Passage provided>
====================

Not a SC Training Lab |
Rusconi's recognition of goal conflict in organizations, the weakness of traditional methods (e.g., PRA) for anticipating human reactions to emergent issues, the need to recognize different perspectives on the same problem and the value of simulation in training are all familiar themes here at Safetymatters.
Our Perspective
Rusconi's work also reminds us how seldom new approaches for addressing SC concepts, issues, training and management appear in the nuclear industry. Per Rusconi, “One of the most common causes of incidents and accidents in the industrial sector is the presence of hidden or clear conflicts in the organization. These conflicts can be horizontal, in departments or in working teams, or vertical, between managers and workers.” (p. 2156) However, we see scant evidence of the willingness of the nuclear industry to acknowledge and address the influence of goal conflicts.

====================

Document structure recognition data>
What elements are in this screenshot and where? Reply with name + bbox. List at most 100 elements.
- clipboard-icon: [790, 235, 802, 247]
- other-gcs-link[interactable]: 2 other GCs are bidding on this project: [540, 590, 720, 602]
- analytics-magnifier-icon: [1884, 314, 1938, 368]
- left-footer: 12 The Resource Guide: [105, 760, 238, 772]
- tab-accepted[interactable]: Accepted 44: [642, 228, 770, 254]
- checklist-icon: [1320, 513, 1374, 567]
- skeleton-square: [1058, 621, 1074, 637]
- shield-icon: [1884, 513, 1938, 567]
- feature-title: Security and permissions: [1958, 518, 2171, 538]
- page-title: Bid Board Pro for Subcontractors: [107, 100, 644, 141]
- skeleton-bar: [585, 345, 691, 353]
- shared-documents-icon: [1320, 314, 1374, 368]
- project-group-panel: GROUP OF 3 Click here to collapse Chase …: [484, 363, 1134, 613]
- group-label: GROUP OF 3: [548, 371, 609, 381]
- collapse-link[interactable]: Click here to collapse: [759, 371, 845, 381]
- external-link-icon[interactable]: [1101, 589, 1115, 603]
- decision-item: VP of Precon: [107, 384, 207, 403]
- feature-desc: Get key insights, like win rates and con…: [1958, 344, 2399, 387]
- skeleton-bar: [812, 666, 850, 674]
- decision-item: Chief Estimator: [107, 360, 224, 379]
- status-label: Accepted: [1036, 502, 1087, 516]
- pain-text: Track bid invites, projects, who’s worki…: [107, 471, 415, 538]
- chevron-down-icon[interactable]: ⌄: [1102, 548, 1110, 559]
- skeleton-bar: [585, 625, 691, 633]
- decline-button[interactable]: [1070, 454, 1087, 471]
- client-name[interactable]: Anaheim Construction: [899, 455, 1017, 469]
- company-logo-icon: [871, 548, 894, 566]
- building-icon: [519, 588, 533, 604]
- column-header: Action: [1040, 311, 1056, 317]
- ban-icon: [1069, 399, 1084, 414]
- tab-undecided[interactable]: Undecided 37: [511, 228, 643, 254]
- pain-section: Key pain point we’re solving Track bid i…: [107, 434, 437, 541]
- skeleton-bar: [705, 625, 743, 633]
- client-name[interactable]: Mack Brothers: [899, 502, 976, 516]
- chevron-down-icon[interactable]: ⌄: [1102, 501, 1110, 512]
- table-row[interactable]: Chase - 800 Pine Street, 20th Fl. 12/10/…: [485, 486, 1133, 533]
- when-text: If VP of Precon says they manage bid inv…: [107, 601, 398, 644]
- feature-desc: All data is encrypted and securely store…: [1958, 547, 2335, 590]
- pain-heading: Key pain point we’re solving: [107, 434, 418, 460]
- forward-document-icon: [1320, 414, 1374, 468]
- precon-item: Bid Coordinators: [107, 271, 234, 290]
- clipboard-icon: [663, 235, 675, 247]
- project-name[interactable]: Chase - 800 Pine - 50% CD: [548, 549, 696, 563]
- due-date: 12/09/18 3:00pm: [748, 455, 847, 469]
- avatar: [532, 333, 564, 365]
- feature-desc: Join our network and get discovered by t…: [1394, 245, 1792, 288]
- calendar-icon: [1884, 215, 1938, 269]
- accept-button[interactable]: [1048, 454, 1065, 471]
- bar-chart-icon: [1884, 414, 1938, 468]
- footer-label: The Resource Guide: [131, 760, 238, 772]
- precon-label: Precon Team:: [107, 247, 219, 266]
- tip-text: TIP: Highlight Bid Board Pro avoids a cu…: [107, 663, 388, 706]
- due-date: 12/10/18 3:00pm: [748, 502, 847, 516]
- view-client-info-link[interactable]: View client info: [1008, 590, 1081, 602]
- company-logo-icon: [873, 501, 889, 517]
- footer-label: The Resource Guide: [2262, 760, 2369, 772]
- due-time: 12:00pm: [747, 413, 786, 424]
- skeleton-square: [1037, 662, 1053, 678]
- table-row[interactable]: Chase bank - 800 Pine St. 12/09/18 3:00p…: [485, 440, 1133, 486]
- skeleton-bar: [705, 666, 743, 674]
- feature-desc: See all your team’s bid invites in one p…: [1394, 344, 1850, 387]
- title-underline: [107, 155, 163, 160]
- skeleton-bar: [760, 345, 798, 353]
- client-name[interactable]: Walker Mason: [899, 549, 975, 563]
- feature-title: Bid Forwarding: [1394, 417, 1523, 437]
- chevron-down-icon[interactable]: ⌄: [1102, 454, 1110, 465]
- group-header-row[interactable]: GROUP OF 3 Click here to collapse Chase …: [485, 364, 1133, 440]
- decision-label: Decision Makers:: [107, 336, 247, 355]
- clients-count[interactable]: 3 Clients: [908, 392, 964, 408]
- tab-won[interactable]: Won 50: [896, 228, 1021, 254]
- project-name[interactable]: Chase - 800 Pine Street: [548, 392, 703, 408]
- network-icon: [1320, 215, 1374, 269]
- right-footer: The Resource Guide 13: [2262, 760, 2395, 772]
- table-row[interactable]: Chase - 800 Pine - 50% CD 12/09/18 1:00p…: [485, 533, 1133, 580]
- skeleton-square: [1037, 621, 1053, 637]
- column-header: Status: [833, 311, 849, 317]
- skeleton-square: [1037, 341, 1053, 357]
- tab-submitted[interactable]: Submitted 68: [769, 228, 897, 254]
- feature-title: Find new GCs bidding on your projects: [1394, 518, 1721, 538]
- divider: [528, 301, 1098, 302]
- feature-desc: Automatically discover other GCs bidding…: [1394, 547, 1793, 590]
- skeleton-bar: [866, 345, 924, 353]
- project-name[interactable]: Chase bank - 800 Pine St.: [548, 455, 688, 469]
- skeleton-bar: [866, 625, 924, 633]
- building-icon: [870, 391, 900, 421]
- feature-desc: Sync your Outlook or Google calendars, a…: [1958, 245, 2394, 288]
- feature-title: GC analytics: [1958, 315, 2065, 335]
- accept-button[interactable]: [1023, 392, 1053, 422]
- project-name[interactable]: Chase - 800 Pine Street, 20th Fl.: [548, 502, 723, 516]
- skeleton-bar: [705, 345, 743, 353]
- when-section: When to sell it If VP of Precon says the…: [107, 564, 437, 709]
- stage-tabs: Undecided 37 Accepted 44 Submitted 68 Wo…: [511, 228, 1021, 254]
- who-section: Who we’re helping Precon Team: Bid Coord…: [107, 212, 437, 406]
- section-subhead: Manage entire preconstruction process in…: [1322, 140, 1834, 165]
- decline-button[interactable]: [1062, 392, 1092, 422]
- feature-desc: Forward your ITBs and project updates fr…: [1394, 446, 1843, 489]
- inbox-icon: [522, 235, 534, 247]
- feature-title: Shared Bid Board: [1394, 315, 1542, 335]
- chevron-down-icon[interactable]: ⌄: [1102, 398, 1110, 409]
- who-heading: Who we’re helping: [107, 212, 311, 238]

====================

Exercises>
(a) In the Safetymatters passage, what reason does the quotation from Rusconi give for paying attention to conflicts within organizations? Answer in one to three sentences.
(b) Determine whether each statement agrees with the Safetymatters passage, answering yes or no and quoting the deciding words: (i) Conflicts in an organization may arise between managers and workers. (ii) The passage presents traditional methods such as PRA as effective for anticipating human reactions to emergent issues. (iii) According to the passage, new approaches to SC concepts and training appear frequently in the nuclear industry.
(c) Quote the Safetymatters passage word for word, covering everything from "Not a SC Training" down to "here at Safetymatters.".

Answers per task>
(a) The quotation states that the presence of hidden or clear conflicts in the organization is one of the most common causes of incidents and accidents in the industrial sector. These conflicts may be horizontal, in departments or working teams, or vertical, between managers and workers.

(b)
(i) Yes: "vertical, between managers and workers."
(ii) No: "the weakness of traditional methods (e.g., PRA) for anticipating human reactions to emergent issues"
(iii) No: "how seldom new approaches for addressing SC concepts, issues, training and management appear in the nuclear industry"

(c)
Not a SC Training Lab |
Rusconi's recognition of goal conflict in organizations, the weakness of traditional methods (e.g., PRA) for anticipating human reactions to emergent issues, the need to recognize different perspectives on the same problem and the value of simulation in training are all familiar themes here at Safetymatters.